→ **What the task asks**
All of the material below is to be returned exactly.

Excerpts from a figure dataset:
— begin —

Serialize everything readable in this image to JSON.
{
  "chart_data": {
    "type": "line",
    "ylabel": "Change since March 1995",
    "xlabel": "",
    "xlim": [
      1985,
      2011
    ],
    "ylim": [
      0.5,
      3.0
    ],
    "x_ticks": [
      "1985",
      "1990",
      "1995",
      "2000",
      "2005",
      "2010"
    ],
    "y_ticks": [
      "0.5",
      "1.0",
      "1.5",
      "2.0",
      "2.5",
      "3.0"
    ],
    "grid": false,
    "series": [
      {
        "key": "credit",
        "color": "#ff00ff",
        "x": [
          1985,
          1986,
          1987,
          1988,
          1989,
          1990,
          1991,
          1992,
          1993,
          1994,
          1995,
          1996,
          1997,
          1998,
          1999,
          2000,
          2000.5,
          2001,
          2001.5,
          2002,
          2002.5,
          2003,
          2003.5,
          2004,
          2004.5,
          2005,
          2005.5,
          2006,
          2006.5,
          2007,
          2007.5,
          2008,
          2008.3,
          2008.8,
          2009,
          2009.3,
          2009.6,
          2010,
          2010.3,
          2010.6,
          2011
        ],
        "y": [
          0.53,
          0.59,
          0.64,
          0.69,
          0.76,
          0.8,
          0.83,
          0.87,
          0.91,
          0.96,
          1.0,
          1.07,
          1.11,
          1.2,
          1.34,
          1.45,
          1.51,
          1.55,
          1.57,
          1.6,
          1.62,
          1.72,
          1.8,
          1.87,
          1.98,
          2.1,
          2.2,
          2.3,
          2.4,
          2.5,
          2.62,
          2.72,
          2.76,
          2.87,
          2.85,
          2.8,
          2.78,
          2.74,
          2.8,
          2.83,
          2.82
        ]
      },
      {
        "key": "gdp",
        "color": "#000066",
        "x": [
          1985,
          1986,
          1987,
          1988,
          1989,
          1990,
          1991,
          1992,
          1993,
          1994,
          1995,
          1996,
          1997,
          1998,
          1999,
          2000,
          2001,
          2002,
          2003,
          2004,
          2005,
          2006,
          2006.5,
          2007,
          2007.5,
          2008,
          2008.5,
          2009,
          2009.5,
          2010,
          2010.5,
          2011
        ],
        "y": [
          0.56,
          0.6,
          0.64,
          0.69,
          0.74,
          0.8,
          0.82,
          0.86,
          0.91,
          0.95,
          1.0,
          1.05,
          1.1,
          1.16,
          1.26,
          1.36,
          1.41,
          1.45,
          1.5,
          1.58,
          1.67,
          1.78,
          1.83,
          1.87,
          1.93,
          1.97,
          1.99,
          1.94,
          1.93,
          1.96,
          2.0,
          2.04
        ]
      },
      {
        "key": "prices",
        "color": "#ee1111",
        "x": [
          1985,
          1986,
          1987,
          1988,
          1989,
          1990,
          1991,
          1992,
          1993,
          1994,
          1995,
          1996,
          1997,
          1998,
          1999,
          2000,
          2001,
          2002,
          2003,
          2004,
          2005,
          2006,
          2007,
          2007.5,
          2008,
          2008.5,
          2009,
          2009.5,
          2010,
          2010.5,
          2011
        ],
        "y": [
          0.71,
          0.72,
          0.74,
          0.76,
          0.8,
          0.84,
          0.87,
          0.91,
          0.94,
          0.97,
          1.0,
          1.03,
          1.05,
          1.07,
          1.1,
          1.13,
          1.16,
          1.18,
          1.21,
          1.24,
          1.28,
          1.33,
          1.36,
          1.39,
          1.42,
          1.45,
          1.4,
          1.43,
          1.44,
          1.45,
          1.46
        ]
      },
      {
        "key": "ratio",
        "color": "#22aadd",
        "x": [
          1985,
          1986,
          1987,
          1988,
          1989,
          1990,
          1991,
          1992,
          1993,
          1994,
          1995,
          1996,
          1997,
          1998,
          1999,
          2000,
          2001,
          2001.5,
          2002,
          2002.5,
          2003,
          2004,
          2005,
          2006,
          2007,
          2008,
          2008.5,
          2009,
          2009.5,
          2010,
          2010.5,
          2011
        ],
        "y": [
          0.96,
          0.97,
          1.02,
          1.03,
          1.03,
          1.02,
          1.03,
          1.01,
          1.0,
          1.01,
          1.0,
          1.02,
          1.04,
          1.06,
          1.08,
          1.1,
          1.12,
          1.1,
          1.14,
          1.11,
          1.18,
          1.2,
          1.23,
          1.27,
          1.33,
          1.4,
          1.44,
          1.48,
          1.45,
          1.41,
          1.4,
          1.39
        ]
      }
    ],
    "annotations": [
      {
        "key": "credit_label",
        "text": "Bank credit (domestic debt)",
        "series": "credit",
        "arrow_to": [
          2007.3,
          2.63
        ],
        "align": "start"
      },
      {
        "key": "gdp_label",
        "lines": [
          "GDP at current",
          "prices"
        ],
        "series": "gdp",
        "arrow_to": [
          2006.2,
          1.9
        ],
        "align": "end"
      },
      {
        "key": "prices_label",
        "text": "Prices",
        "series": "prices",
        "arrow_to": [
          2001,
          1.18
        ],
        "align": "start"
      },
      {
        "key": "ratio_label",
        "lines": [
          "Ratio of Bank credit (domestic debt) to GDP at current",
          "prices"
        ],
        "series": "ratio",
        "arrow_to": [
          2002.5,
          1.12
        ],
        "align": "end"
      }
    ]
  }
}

— end —

→ **Written solution**
Serialize everything readable in this image to JSON.
{
  "chart_data": {
    "type": "line",
    "ylabel": "Change since March 1995",
    "xlabel": "",
    "xlim": [
      1985,
      2011
    ],
    "ylim": [
      0.5,
      3.0
    ],
    "x_ticks": [
      "1985",
      "1990",
      "1995",
      "2000",
      "2005",
      "2010"
    ],
    "y_ticks": [
      "0.5",
      "1.0",
      "1.5",
      "2.0",
      "2.5",
      "3.0"
    ],
    "grid": false,
    "series": [
      {
        "key": "credit",
        "color": "#ff00ff",
        "x": [
          1985,
          1986,
          1987,
          1988,
          1989,
          1990,
          1991,
          1992,
          1993,
          1994,
          1995,
          1996,
          1997,
          1998,
          1999,
          2000,
          2000.5,
          2001,
          2001.5,
          2002,
          2002.5,
          2003,
          2003.5,
          2004,
          2004.5,
          2005,
          2005.5,
          2006,
          2006.5,
          2007,
          2007.5,
          2008,
          2008.3,
          2008.8,
          2009,
          2009.3,
          2009.6,
          2010,
          2010.3,
          2010.6,
          2011
        ],
        "y": [
          0.53,
          0.59,
          0.64,
          0.69,
          0.76,
          0.8,
          0.83,
          0.87,
          0.91,
          0.96,
          1.0,
          1.07,
          1.11,
          1.2,
          1.34,
          1.45,
          1.51,
          1.55,
          1.57,
          1.6,
          1.62,
          1.72,
          1.8,
          1.87,
          1.98,
          2.1,
          2.2,
          2.3,
          2.4,
          2.5,
          2.62,
          2.72,
          2.76,
          2.87,
          2.85,
          2.8,
          2.78,
          2.74,
          2.8,
          2.83,
          2.82
        ]
      },
      {
        "key": "gdp",
        "color": "#000066",
        "x": [
          1985,
          1986,
          1987,
          1988,
          1989,
          1990,
          1991,
          1992,
          1993,
          1994,
          1995,
          1996,
          1997,
          1998,
          1999,
          2000,
          2001,
          2002,
          2003,
          2004,
          2005,
          2006,
          2006.5,
          2007,
          2007.5,
          2008,
          2008.5,
          2009,
          2009.5,
          2010,
          2010.5,
          2011
        ],
        "y": [
          0.56,
          0.6,
          0.64,
          0.69,
          0.74,
          0.8,
          0.82,
          0.86,
          0.91,
          0.95,
          1.0,
          1.05,
          1.1,
          1.16,
          1.26,
          1.36,
          1.41,
          1.45,
          1.5,
          1.58,
          1.67,
          1.78,
          1.83,
          1.87,
          1.93,
          1.97,
          1.99,
          1.94,
          1.93,
          1.96,
          2.0,
          2.04
        ]
      },
      {
        "key": "prices",
        "color": "#ee1111",
        "x": [
          1985,
          1986,
          1987,
          1988,
          1989,
          1990,
          1991,
          1992,
          1993,
          1994,
          1995,
          1996,
          1997,
          1998,
          1999,
          2000,
          2001,
          2002,
          2003,
          2004,
          2005,
          2006,
          2007,
          2007.5,
          2008,
          2008.5,
          2009,
          2009.5,
          2010,
          2010.5,
          2011
        ],
        "y": [
          0.71,
          0.72,
          0.74,
          0.76,
          0.8,
          0.84,
          0.87,
          0.91,
          0.94,
          0.97,
          1.0,
          1.03,
          1.05,
          1.07,
          1.1,
          1.13,
          1.16,
          1.18,
          1.21,
          1.24,
          1.28,
          1.33,
          1.36,
          1.39,
          1.42,
          1.45,
          1.4,
          1.43,
          1.44,
          1.45,
          1.46
        ]
      },
      {
        "key": "ratio",
        "color": "#22aadd",
        "x": [
          1985,
          1986,
          1987,
          1988,
          1989,
          1990,
          1991,
          1992,
          1993,
          1994,
          1995,
          1996,
          1997,
          1998,
          1999,
          2000,
          2001,
          2001.5,
          2002,
          2002.5,
          2003,
          2004,
          2005,
          2006,
          2007,
          2008,
          2008.5,
          2009,
          2009.5,
          2010,
          2010.5,
          2011
        ],
        "y": [
          0.96,
          0.97,
          1.02,
          1.03,
          1.03,
          1.02,
          1.03,
          1.01,
          1.0,
          1.01,
          1.0,
          1.02,
          1.04,
          1.06,
          1.08,
          1.1,
          1.12,
          1.1,
          1.14,
          1.11,
          1.18,
          1.2,
          1.23,
          1.27,
          1.33,
          1.4,
          1.44,
          1.48,
          1.45,
          1.41,
          1.4,
          1.39
        ]
      }
    ],
    "annotations": [
      {
        "key": "credit_label",
        "text": "Bank credit (domestic debt)",
        "series": "credit",
        "arrow_to": [
          2007.3,
          2.63
        ],
        "align": "start"
      },
      {
        "key": "gdp_label",
        "lines": [
          "GDP at current",
          "prices"
        ],
        "series": "gdp",
        "arrow_to": [
          2006.2,
          1.9
        ],
        "align": "end"
      },
      {
        "key": "prices_label",
        "text": "Prices",
        "series": "prices",
        "arrow_to": [
          2001,
          1.18
        ],
        "align": "start"
      },
      {
        "key": "ratio_label",
        "lines": [
          "Ratio of Bank credit (domestic debt) to GDP at current",
          "prices"
        ],
        "series": "ratio",
        "arrow_to": [
          2002.5,
          1.12
        ],
        "align": "end"
      }
    ]
  }
}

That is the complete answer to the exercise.